**Task requirements**
Each entry below should be echoed exactly, with pictures omitted.

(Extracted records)
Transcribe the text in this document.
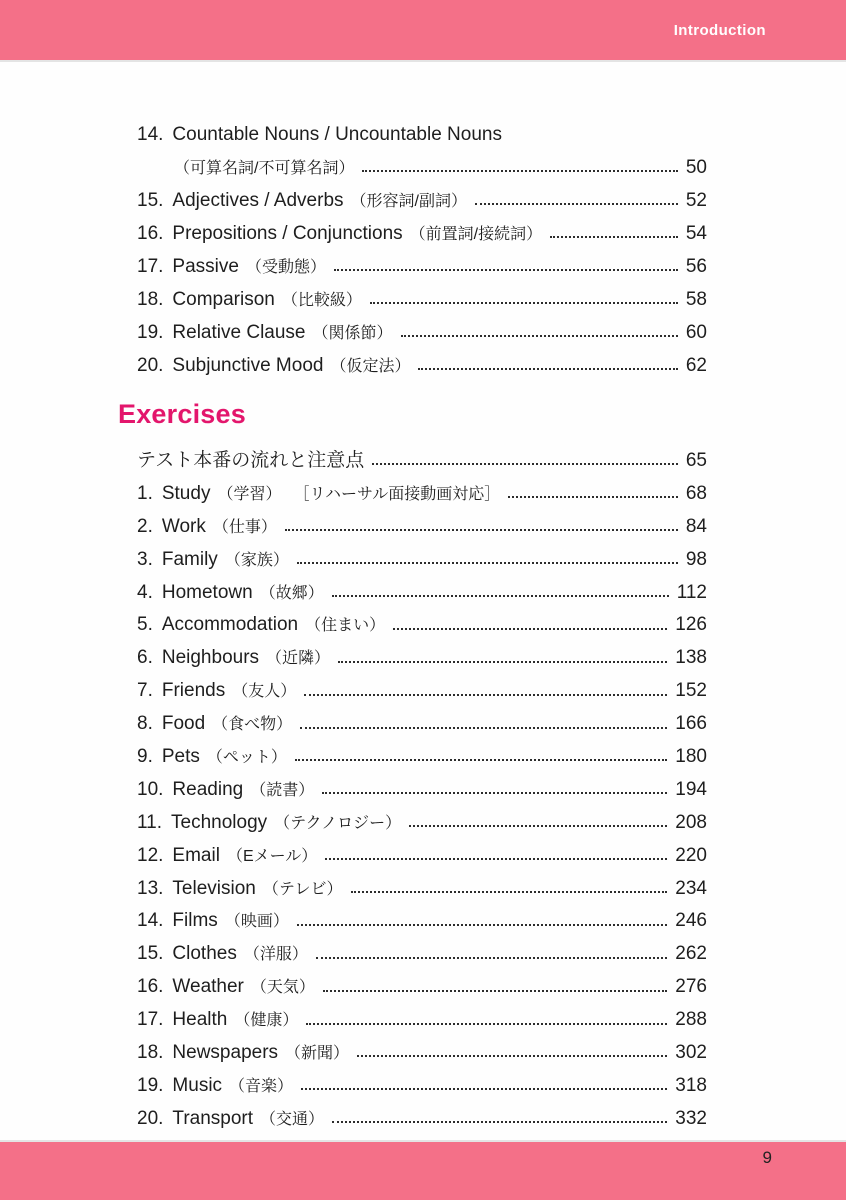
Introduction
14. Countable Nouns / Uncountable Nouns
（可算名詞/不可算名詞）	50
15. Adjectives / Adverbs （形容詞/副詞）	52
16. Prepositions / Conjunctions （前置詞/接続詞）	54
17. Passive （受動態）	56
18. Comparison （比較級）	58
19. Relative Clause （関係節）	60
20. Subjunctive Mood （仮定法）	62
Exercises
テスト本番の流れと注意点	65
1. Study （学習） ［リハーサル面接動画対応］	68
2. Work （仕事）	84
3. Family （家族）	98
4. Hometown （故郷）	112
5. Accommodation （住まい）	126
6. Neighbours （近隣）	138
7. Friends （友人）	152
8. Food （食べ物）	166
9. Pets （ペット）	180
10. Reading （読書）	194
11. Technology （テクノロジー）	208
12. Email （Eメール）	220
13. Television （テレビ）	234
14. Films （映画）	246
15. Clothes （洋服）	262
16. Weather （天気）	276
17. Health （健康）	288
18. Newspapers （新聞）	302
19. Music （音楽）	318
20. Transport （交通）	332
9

**Response to this task**
Transcribe the text in this document.
Introduction
14. Countable Nouns / Uncountable Nouns
（可算名詞/不可算名詞）	50
15. Adjectives / Adverbs （形容詞/副詞）	52
16. Prepositions / Conjunctions （前置詞/接続詞）	54
17. Passive （受動態）	56
18. Comparison （比較級）	58
19. Relative Clause （関係節）	60
20. Subjunctive Mood （仮定法）	62
Exercises
テスト本番の流れと注意点	65
1. Study （学習） ［リハーサル面接動画対応］	68
2. Work （仕事）	84
3. Family （家族）	98
4. Hometown （故郷）	112
5. Accommodation （住まい）	126
6. Neighbours （近隣）	138
7. Friends （友人）	152
8. Food （食べ物）	166
9. Pets （ペット）	180
10. Reading （読書）	194
11. Technology （テクノロジー）	208
12. Email （Eメール）	220
13. Television （テレビ）	234
14. Films （映画）	246
15. Clothes （洋服）	262
16. Weather （天気）	276
17. Health （健康）	288
18. Newspapers （新聞）	302
19. Music （音楽）	318
20. Transport （交通）	332
9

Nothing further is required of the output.